═════ PROVIDED INFORMATION ═════

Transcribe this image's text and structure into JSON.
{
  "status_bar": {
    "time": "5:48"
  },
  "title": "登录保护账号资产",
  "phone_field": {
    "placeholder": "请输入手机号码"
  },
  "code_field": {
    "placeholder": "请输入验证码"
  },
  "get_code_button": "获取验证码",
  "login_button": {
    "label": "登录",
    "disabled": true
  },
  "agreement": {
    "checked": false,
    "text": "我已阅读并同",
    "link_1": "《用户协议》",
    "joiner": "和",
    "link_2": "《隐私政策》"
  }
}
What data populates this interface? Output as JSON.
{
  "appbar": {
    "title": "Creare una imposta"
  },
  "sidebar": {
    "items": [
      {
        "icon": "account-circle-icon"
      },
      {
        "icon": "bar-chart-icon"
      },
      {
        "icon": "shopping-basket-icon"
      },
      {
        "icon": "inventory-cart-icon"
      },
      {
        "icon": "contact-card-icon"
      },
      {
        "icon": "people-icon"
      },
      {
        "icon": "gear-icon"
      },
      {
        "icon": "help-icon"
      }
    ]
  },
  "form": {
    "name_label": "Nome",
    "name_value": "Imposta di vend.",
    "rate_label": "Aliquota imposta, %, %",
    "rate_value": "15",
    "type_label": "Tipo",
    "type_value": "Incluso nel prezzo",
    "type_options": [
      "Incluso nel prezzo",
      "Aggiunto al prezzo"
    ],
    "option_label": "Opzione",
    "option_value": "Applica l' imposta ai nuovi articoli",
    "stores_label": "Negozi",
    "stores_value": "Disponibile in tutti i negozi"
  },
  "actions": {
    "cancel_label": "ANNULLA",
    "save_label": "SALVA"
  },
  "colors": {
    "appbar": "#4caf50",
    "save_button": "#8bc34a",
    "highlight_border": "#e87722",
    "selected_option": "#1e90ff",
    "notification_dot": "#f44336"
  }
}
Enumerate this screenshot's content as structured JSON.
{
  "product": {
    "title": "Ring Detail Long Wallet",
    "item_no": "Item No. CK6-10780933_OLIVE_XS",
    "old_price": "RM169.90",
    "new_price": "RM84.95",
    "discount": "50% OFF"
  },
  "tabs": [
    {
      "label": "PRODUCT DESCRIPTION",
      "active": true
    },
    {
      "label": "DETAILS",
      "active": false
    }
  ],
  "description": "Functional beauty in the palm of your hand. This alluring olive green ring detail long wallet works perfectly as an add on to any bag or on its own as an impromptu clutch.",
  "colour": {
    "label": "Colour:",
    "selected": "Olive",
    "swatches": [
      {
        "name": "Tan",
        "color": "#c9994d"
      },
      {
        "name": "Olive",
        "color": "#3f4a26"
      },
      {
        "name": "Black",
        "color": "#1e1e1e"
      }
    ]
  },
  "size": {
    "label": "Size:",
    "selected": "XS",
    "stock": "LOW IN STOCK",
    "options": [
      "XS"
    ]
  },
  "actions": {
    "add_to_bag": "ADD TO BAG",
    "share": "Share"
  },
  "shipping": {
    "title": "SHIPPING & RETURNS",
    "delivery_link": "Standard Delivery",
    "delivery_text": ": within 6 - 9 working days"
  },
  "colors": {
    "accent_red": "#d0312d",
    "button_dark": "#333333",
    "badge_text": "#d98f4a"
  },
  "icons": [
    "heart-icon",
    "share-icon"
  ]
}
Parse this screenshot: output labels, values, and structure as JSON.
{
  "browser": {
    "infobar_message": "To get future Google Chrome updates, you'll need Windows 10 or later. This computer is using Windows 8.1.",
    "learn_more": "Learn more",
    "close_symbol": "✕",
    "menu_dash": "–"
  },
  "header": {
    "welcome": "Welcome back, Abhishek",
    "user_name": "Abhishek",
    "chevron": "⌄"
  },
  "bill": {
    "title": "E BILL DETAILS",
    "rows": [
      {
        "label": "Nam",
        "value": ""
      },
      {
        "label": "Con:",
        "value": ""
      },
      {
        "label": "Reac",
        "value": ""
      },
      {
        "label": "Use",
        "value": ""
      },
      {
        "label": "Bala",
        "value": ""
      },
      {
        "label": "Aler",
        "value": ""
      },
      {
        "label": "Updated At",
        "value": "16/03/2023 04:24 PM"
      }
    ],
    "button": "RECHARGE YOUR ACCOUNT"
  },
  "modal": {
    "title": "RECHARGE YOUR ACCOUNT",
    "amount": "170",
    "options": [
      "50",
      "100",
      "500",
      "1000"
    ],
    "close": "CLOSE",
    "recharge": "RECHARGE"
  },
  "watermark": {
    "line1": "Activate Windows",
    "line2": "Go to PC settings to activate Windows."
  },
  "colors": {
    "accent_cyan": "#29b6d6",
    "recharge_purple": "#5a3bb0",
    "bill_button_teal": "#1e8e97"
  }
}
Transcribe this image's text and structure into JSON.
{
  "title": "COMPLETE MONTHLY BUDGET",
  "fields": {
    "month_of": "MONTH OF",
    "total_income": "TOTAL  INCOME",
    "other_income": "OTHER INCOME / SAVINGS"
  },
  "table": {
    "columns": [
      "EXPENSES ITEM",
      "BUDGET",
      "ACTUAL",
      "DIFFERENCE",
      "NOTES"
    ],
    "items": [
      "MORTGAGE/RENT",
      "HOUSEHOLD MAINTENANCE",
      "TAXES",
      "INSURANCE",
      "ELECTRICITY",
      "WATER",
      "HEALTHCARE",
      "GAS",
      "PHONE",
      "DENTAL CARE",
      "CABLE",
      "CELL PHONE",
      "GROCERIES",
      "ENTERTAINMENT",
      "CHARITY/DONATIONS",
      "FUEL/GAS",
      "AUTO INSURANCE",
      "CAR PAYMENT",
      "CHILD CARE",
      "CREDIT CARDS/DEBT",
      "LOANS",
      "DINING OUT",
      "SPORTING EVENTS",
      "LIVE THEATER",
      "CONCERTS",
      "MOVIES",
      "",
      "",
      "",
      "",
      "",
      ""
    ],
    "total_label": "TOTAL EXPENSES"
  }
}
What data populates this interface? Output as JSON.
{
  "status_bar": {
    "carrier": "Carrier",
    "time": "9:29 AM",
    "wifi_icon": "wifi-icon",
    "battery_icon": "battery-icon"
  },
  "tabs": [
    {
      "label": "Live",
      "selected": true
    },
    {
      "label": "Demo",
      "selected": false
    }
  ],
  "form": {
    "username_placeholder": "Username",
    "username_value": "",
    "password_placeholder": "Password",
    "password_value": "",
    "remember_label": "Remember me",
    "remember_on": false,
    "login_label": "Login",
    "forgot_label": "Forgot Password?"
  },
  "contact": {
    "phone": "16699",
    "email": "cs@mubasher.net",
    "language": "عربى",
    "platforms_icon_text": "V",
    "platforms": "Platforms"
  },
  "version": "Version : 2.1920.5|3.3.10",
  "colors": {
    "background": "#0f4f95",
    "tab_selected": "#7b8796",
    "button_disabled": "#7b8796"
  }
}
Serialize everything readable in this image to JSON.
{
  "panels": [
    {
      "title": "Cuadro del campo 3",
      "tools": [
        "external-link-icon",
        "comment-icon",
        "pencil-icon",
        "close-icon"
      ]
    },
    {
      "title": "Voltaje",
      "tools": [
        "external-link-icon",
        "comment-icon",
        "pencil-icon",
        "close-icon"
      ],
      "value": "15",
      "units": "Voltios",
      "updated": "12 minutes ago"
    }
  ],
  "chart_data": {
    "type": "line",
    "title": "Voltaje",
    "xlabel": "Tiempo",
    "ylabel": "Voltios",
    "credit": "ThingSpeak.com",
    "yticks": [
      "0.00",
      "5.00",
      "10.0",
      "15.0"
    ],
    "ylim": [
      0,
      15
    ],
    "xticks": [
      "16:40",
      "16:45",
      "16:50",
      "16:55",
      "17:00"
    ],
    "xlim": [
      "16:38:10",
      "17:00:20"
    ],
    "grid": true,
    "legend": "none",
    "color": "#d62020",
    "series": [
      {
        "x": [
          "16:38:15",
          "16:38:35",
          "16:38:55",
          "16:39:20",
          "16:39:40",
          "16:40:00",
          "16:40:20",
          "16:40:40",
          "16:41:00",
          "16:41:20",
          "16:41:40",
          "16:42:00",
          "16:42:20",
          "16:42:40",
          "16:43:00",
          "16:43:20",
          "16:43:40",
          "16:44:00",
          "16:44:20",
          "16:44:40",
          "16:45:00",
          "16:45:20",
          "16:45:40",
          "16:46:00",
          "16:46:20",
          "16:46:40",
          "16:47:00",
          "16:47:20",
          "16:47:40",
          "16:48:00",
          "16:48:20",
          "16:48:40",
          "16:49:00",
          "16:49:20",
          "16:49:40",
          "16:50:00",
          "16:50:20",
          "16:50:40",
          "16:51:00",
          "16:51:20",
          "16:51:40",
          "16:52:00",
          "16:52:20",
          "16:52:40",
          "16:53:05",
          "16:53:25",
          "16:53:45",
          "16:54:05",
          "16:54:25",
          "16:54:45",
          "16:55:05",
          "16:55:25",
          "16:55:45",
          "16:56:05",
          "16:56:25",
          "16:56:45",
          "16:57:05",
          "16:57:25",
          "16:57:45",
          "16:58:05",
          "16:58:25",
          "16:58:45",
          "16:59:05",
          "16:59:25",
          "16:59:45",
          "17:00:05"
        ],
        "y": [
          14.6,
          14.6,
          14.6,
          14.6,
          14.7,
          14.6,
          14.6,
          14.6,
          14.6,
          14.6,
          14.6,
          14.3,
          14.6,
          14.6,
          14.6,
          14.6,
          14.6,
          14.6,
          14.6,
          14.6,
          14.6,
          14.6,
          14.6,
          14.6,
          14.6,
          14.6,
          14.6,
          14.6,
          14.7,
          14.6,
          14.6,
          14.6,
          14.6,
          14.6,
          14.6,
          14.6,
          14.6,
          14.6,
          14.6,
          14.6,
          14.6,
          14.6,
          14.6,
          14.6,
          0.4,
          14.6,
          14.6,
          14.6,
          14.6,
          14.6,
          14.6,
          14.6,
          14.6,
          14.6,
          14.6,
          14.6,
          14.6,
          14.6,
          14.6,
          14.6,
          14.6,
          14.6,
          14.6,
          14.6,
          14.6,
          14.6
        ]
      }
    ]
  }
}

═════

Report each line in the data that holds the word "prezzo".

◆ FINAL RESULT:
    "type_value": "Incluso nel prezzo",
      "Incluso nel prezzo",
      "Aggiunto al prezzo"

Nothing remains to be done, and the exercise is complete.